>> Start Material for this exercise

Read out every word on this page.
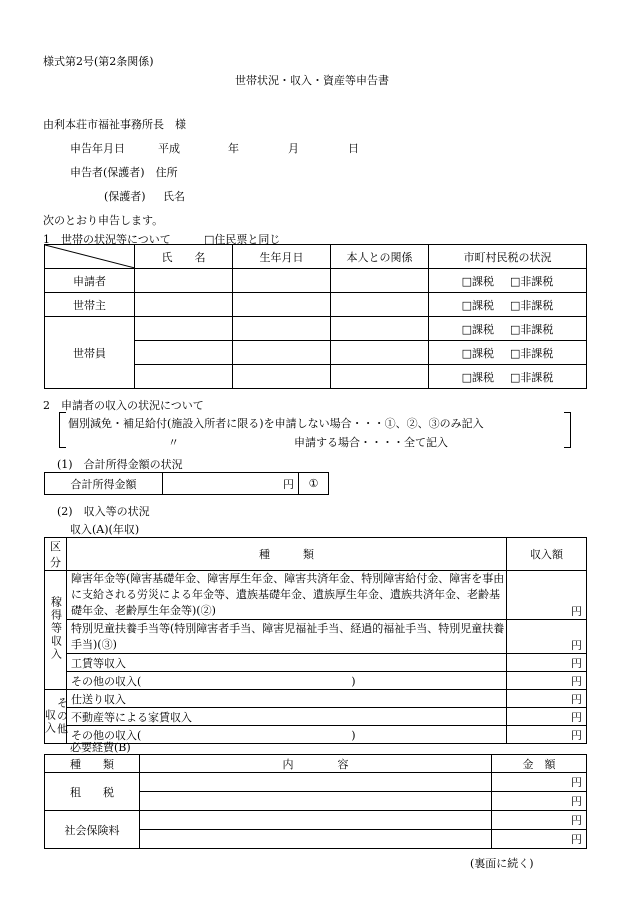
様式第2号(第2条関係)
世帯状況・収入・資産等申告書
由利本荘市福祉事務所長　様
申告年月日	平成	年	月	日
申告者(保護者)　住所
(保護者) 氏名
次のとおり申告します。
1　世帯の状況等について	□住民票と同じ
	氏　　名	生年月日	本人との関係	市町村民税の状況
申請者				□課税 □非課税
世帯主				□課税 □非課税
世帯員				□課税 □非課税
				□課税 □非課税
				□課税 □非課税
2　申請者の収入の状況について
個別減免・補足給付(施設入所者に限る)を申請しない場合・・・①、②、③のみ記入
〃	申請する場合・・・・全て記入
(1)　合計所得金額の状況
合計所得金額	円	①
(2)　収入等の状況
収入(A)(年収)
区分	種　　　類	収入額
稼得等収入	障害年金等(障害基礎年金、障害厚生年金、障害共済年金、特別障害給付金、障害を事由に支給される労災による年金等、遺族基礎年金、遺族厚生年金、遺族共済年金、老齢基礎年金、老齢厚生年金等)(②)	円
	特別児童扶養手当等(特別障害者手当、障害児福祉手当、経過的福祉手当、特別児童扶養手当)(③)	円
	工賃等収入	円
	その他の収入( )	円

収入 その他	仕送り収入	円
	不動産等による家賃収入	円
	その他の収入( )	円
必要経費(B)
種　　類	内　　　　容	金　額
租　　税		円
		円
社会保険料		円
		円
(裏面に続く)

>> End Material for this exercise

* _Request_:
Images in the records should not be copied. Repeat all the rest exactly.

* _Worked answer_:
Read out every word on this page.
様式第2号(第2条関係)
世帯状況・収入・資産等申告書
由利本荘市福祉事務所長　様
申告年月日	平成	年	月	日
申告者(保護者)　住所
(保護者) 氏名
次のとおり申告します。
1　世帯の状況等について	□住民票と同じ
	氏　　名	生年月日	本人との関係	市町村民税の状況
申請者				□課税 □非課税
世帯主				□課税 □非課税
世帯員				□課税 □非課税
				□課税 □非課税
				□課税 □非課税
2　申請者の収入の状況について
個別減免・補足給付(施設入所者に限る)を申請しない場合・・・①、②、③のみ記入
〃	申請する場合・・・・全て記入
(1)　合計所得金額の状況
合計所得金額	円	①
(2)　収入等の状況
収入(A)(年収)
区分	種　　　類	収入額
稼得等収入	障害年金等(障害基礎年金、障害厚生年金、障害共済年金、特別障害給付金、障害を事由に支給される労災による年金等、遺族基礎年金、遺族厚生年金、遺族共済年金、老齢基礎年金、老齢厚生年金等)(②)	円
	特別児童扶養手当等(特別障害者手当、障害児福祉手当、経過的福祉手当、特別児童扶養手当)(③)	円
	工賃等収入	円
	その他の収入( )	円

収入 その他	仕送り収入	円
	不動産等による家賃収入	円
	その他の収入( )	円
必要経費(B)
種　　類	内　　　　容	金　額
租　　税		円
		円
社会保険料		円
		円
(裏面に続く)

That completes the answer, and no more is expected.